**REQUIRED WORK:**
Copy every line that holds "君は映画".

(Data items)

▼

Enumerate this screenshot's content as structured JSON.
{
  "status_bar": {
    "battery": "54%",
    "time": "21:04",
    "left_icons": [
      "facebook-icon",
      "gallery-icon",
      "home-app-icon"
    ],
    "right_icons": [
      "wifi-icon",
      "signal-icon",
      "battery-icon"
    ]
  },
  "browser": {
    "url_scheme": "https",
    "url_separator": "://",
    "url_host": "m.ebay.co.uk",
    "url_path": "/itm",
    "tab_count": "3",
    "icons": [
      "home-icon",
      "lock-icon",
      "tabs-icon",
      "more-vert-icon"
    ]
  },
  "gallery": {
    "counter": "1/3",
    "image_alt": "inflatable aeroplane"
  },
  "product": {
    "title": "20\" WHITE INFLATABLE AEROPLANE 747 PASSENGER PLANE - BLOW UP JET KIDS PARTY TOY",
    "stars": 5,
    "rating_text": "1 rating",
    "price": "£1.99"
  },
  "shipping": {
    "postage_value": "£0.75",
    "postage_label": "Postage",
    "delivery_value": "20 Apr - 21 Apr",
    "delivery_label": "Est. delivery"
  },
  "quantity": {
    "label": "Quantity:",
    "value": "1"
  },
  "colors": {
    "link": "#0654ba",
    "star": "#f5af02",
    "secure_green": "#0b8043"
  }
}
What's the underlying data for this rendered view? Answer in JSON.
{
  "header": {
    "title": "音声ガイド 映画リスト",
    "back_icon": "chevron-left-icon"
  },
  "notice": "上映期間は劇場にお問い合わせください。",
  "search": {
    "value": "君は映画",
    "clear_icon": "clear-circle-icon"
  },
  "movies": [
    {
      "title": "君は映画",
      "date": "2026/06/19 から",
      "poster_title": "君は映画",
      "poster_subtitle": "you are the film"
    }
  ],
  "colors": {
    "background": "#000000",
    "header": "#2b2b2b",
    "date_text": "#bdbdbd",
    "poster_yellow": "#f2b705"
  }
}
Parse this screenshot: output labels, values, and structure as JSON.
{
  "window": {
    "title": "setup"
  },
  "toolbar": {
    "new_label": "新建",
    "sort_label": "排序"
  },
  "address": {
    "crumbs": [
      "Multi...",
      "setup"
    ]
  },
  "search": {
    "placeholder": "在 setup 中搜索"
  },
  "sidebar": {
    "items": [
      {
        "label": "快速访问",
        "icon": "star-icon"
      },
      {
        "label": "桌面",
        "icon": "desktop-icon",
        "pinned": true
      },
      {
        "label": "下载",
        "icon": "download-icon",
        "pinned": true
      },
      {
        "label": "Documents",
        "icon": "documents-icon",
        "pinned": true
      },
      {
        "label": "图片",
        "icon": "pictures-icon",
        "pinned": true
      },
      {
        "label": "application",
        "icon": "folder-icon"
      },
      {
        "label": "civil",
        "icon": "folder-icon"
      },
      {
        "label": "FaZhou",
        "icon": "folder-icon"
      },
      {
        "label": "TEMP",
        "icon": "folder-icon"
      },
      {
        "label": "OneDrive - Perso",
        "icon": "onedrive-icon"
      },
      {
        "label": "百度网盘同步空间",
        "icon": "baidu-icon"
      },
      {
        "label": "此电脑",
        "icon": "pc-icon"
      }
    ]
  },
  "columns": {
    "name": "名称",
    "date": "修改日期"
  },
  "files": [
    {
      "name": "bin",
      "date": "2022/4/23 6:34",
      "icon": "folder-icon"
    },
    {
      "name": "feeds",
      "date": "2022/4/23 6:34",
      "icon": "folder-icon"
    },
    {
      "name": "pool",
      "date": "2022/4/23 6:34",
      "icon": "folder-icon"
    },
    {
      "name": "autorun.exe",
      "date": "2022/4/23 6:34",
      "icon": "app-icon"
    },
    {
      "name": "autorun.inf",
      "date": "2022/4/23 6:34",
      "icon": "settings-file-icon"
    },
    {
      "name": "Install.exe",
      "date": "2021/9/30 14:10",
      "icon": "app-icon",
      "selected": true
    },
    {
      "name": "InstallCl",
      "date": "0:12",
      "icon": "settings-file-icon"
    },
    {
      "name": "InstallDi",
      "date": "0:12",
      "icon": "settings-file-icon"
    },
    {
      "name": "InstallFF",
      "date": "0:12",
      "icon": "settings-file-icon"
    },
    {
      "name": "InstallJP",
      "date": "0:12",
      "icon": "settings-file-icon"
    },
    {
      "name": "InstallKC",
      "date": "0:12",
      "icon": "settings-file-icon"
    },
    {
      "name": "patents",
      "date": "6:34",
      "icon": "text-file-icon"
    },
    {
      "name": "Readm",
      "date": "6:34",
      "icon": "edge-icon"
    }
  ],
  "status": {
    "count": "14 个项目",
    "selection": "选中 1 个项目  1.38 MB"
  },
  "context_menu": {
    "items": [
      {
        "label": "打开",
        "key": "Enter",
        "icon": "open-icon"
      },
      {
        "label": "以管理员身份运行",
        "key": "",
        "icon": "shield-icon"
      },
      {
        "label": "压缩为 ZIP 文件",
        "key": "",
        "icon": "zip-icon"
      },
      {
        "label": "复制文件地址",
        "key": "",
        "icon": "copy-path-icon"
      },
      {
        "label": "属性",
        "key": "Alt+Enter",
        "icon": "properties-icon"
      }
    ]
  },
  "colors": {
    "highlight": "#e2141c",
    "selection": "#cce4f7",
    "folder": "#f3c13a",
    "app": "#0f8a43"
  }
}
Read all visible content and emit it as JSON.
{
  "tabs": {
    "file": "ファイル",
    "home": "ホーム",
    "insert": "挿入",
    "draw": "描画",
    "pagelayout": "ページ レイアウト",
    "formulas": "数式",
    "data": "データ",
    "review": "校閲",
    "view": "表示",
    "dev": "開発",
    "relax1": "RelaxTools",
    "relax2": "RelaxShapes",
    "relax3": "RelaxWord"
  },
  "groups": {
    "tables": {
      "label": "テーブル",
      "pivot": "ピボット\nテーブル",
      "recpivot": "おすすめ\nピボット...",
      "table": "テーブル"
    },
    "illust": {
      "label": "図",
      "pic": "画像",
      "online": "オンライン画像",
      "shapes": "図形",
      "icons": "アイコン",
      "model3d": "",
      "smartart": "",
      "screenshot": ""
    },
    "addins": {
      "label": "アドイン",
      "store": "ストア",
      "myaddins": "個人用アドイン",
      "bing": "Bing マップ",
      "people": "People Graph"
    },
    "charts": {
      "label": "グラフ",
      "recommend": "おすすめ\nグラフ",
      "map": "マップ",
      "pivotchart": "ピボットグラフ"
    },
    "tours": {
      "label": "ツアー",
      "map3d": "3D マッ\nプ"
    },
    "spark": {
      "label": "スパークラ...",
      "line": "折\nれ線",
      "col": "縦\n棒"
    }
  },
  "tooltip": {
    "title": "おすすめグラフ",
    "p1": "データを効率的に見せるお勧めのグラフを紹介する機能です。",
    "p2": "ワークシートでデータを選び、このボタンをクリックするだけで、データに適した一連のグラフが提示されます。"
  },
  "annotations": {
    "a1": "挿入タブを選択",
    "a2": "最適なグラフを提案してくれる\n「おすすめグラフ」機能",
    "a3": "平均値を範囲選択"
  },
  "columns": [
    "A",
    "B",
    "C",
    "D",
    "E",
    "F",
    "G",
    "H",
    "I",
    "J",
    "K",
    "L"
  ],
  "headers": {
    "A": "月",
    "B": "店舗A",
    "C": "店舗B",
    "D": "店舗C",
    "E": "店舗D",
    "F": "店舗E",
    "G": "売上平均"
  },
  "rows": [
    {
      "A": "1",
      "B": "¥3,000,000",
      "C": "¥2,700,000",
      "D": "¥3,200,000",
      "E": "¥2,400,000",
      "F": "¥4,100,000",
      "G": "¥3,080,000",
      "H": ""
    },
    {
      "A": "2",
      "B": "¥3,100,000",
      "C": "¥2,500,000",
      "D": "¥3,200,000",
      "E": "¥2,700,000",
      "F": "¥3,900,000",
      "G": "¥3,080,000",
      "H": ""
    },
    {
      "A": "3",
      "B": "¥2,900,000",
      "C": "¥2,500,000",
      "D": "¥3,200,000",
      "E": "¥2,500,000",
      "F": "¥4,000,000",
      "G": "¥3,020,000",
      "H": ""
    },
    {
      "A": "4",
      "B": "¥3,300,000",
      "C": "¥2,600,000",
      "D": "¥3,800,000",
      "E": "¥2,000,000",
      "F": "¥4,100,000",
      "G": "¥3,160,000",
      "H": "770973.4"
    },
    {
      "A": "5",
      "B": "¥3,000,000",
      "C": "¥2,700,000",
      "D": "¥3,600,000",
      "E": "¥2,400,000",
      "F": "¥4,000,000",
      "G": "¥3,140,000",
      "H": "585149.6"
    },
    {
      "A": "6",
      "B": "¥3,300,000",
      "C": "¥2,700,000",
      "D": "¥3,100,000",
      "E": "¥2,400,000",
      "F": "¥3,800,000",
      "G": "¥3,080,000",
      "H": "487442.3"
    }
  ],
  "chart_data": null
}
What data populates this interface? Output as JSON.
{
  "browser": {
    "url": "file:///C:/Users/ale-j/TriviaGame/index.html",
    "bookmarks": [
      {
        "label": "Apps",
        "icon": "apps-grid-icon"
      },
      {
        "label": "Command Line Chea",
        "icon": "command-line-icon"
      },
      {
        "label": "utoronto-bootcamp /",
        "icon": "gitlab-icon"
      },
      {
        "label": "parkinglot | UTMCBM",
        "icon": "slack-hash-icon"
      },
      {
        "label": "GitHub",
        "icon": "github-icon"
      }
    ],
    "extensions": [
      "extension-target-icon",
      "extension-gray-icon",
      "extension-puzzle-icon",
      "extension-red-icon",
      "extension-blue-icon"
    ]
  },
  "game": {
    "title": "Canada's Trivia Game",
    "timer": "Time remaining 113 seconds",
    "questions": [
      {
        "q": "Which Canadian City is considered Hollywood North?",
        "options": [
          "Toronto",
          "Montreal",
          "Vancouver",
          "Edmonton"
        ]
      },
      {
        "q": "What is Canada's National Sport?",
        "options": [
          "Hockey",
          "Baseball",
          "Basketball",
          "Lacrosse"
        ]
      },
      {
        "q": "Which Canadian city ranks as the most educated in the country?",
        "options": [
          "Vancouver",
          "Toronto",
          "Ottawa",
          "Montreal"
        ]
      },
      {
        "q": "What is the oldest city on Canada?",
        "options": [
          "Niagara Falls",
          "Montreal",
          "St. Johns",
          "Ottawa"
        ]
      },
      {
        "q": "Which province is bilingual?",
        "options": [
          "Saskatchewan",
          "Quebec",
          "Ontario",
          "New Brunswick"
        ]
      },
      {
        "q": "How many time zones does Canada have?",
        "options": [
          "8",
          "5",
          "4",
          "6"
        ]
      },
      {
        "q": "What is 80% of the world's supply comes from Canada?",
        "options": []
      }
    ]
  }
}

▲

**CORRECT OUTPUT:**
    "value": "君は映画",
      "title": "君は映画",
      "poster_title": "君は映画",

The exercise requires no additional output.